Stated problem | Output each line exactly as it appears, skipping any embedded picture.

Information shown |
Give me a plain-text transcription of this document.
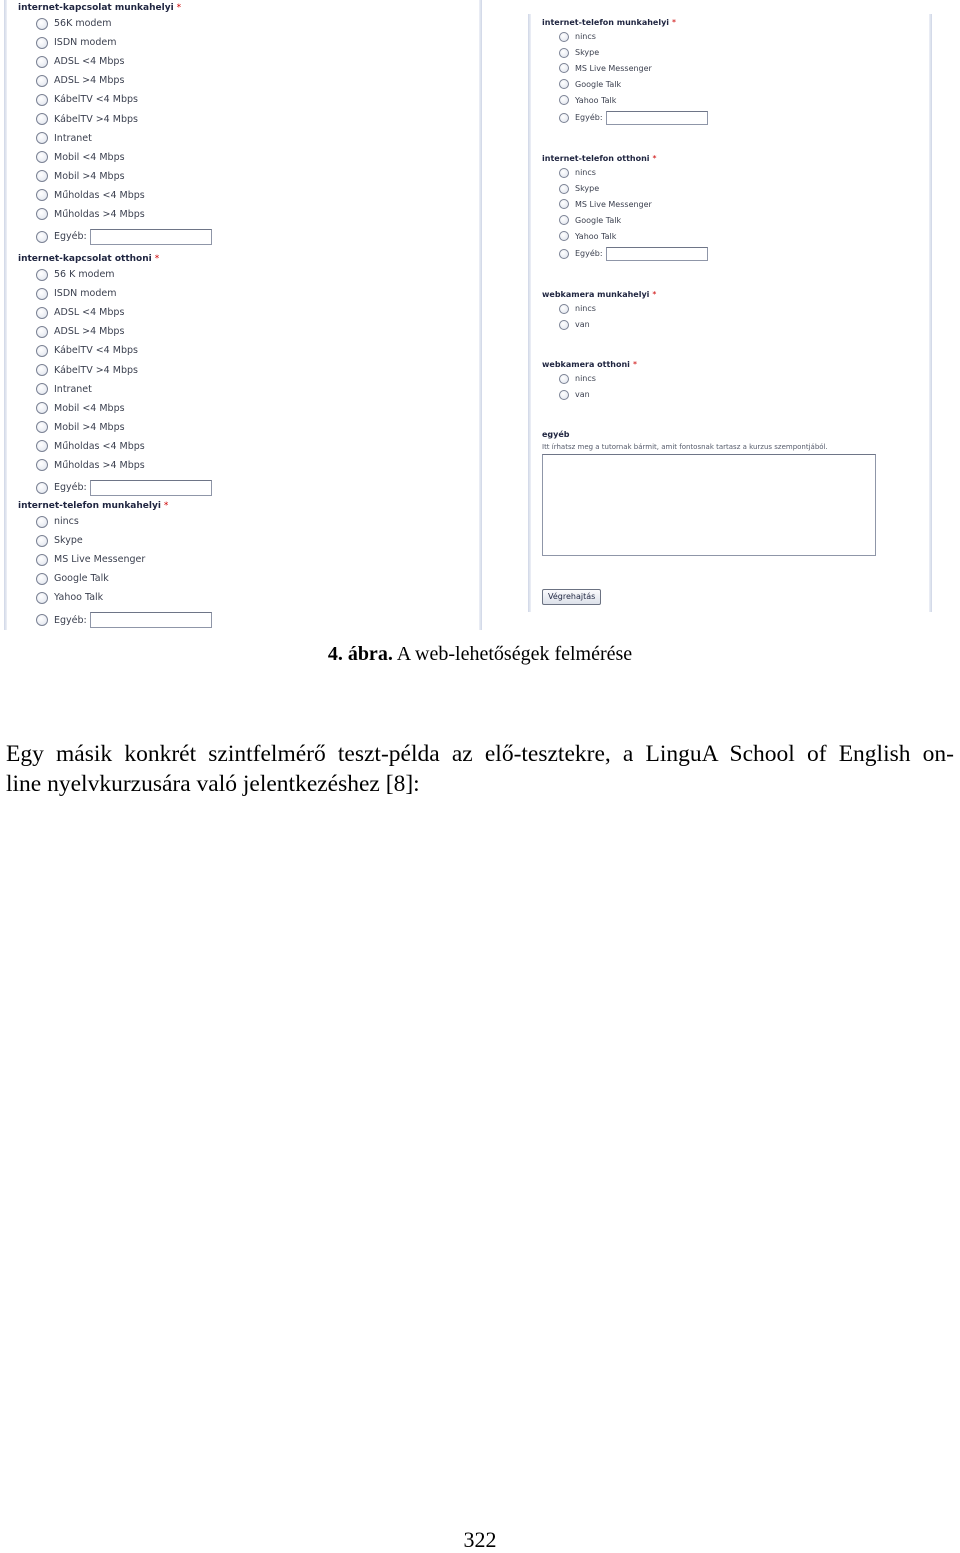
internet-kapcsolat munkahelyi *
56K modem
ISDN modem
ADSL <4 Mbps
ADSL >4 Mbps
KábelTV <4 Mbps
KábelTV >4 Mbps
Intranet
Mobil <4 Mbps
Mobil >4 Mbps
Műholdas <4 Mbps
Műholdas >4 Mbps
Egyéb:
internet-kapcsolat otthoni *
56 K modem
ISDN modem
ADSL <4 Mbps
ADSL >4 Mbps
KábelTV <4 Mbps
KábelTV >4 Mbps
Intranet
Mobil <4 Mbps
Mobil >4 Mbps
Műholdas <4 Mbps
Műholdas >4 Mbps
Egyéb:
internet-telefon munkahelyi *
nincs
Skype
MS Live Messenger
Google Talk
Yahoo Talk
Egyéb:
internet-telefon munkahelyi *
nincs
Skype
MS Live Messenger
Google Talk
Yahoo Talk
Egyéb:
internet-telefon otthoni *
nincs
Skype
MS Live Messenger
Google Talk
Yahoo Talk
Egyéb:
webkamera munkahelyi *
nincs
van
webkamera otthoni *
nincs
van
egyéb
Itt írhatsz meg a tutornak bármit, amit fontosnak tartasz a kurzus szempontjából.
Végrehajtás
4. ábra. A web-lehetőségek felmérése
Egy másik konkrét szintfelmérő teszt-példa az elő-tesztekre, a LinguA School of English on-
line nyelvkurzusára való jelentkezéshez [8]:
322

Finished exercise |
Give me a plain-text transcription of this document.
internet-kapcsolat munkahelyi *
56K modem
ISDN modem
ADSL <4 Mbps
ADSL >4 Mbps
KábelTV <4 Mbps
KábelTV >4 Mbps
Intranet
Mobil <4 Mbps
Mobil >4 Mbps
Műholdas <4 Mbps
Műholdas >4 Mbps
Egyéb:
internet-kapcsolat otthoni *
56 K modem
ISDN modem
ADSL <4 Mbps
ADSL >4 Mbps
KábelTV <4 Mbps
KábelTV >4 Mbps
Intranet
Mobil <4 Mbps
Mobil >4 Mbps
Műholdas <4 Mbps
Műholdas >4 Mbps
Egyéb:
internet-telefon munkahelyi *
nincs
Skype
MS Live Messenger
Google Talk
Yahoo Talk
Egyéb:
internet-telefon munkahelyi *
nincs
Skype
MS Live Messenger
Google Talk
Yahoo Talk
Egyéb:
internet-telefon otthoni *
nincs
Skype
MS Live Messenger
Google Talk
Yahoo Talk
Egyéb:
webkamera munkahelyi *
nincs
van
webkamera otthoni *
nincs
van
egyéb
Itt írhatsz meg a tutornak bármit, amit fontosnak tartasz a kurzus szempontjából.
Végrehajtás
4. ábra. A web-lehetőségek felmérése
Egy másik konkrét szintfelmérő teszt-példa az elő-tesztekre, a LinguA School of English on-
line nyelvkurzusára való jelentkezéshez [8]:
322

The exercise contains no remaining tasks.